> [AIM OF THE EXERCISE] In the material below, identify each line bearing the word "Piramide". Reproduce those lines.
# START OF STORED RECORDS
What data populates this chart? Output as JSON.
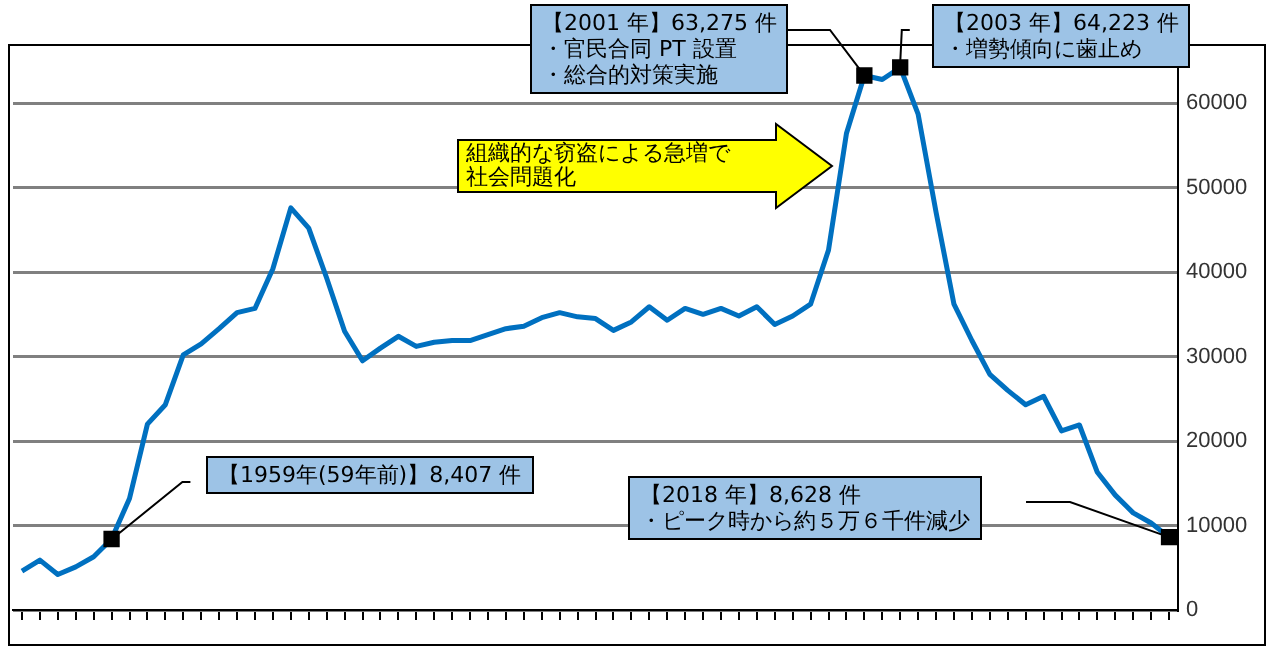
{
  "chart_data": {
    "type": "line",
    "categories": [
      null,
      null,
      null,
      null,
      null,
      null,
      null,
      null,
      null,
      null,
      null,
      null,
      null,
      null,
      null,
      null,
      null,
      null,
      null,
      null,
      null,
      null,
      null,
      null,
      null,
      null,
      null,
      null,
      null,
      null,
      null,
      null,
      null,
      null,
      null,
      null,
      null,
      null,
      null,
      null,
      null,
      null,
      null,
      null,
      null,
      null,
      null,
      null,
      null,
      null,
      null,
      null,
      null,
      null,
      null,
      null,
      null,
      null,
      null,
      null,
      null,
      null,
      null,
      null,
      null
    ],
    "series": [
      {
        "color": "#0070c0",
        "values": [
          4600,
          5900,
          4200,
          5100,
          6300,
          8407,
          13200,
          22000,
          24300,
          30200,
          31500,
          33300,
          35200,
          35700,
          40400,
          47600,
          45200,
          39300,
          33000,
          29500,
          31000,
          32400,
          31200,
          31700,
          31900,
          31900,
          32600,
          33300,
          33600,
          34600,
          35200,
          34700,
          34500,
          33100,
          34100,
          35900,
          34300,
          35700,
          35000,
          35700,
          34800,
          35900,
          33800,
          34800,
          36200,
          42600,
          56400,
          63275,
          62800,
          64223,
          58700,
          47100,
          36200,
          31900,
          27900,
          26000,
          24300,
          25300,
          21200,
          21900,
          16300,
          13600,
          11500,
          10300,
          8628
        ]
      }
    ],
    "ylim": [
      0,
      67000
    ],
    "yticks": [
      0,
      10000,
      20000,
      30000,
      40000,
      50000,
      60000
    ],
    "grid": "y",
    "tick_labels": "y",
    "annotations": [
      "【1959年(59年前)】8,407 件",
      "【2001 年】63,275 件",
      "・官民合同 PT 設置",
      "・総合的対策実施",
      "【2003 年】64,223 件",
      "・増勢傾向に歯止め",
      "【2018 年】8,628 件",
      "・ピーク時から約５万６千件減少",
      "組織的な窃盗による急増で社会問題化"
    ]
  }
}
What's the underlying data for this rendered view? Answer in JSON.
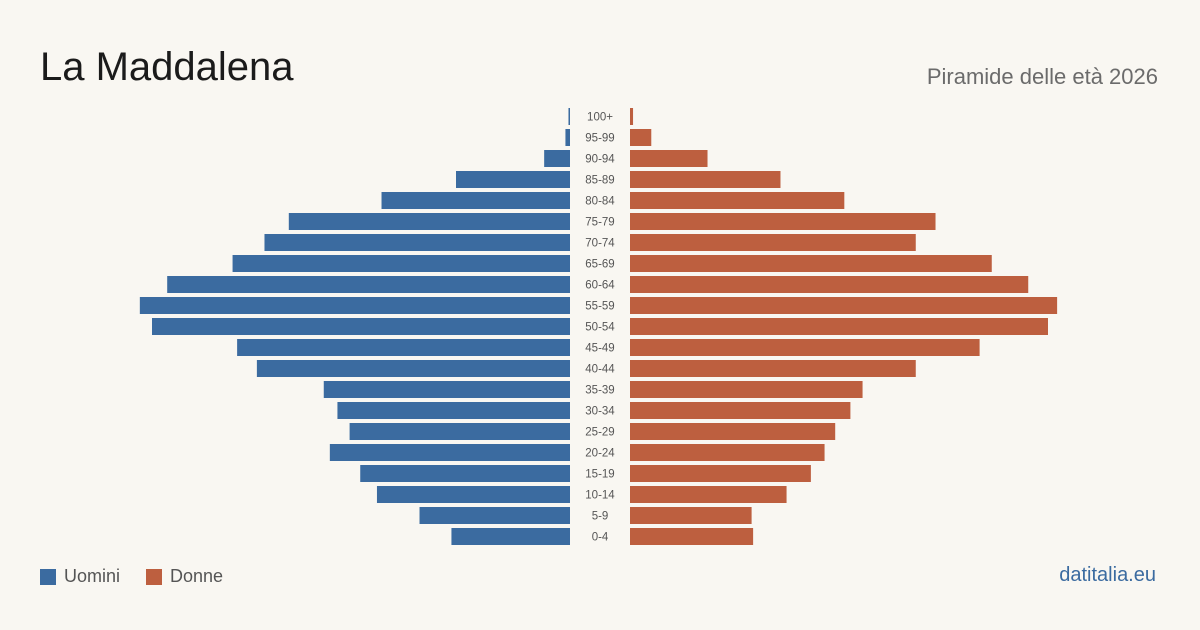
{
  "header": {
    "title": "La Maddalena",
    "subtitle": "Piramide delle età 2026"
  },
  "legend": {
    "men_label": "Uomini",
    "women_label": "Donne"
  },
  "footer": {
    "brand": "datitalia.eu"
  },
  "colors": {
    "men": "#3b6ba0",
    "women": "#bd5f3f",
    "background": "#f9f7f2",
    "label": "#555555"
  },
  "chart_data": {
    "type": "bar",
    "orientation": "horizontal-population-pyramid",
    "title": "La Maddalena",
    "subtitle": "Piramide delle età 2026",
    "categories": [
      "100+",
      "95-99",
      "90-94",
      "85-89",
      "80-84",
      "75-79",
      "70-74",
      "65-69",
      "60-64",
      "55-59",
      "50-54",
      "45-49",
      "40-44",
      "35-39",
      "30-34",
      "25-29",
      "20-24",
      "15-19",
      "10-14",
      "5-9",
      "0-4"
    ],
    "series": [
      {
        "name": "Uomini",
        "color": "#3b6ba0",
        "values": [
          1,
          3,
          17,
          75,
          124,
          185,
          201,
          222,
          265,
          283,
          275,
          219,
          206,
          162,
          153,
          145,
          158,
          138,
          127,
          99,
          78
        ]
      },
      {
        "name": "Donne",
        "color": "#bd5f3f",
        "values": [
          2,
          14,
          51,
          99,
          141,
          201,
          188,
          238,
          262,
          281,
          275,
          230,
          188,
          153,
          145,
          135,
          128,
          119,
          103,
          80,
          81
        ]
      }
    ],
    "xlabel": "",
    "ylabel": "",
    "legend_position": "bottom-left",
    "grid": false
  }
}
# END OF STORED RECORDS
> [ANSWER TO THIS TASK]
    "subtitle": "Piramide delle età 2026"
    "subtitle": "Piramide delle età 2026",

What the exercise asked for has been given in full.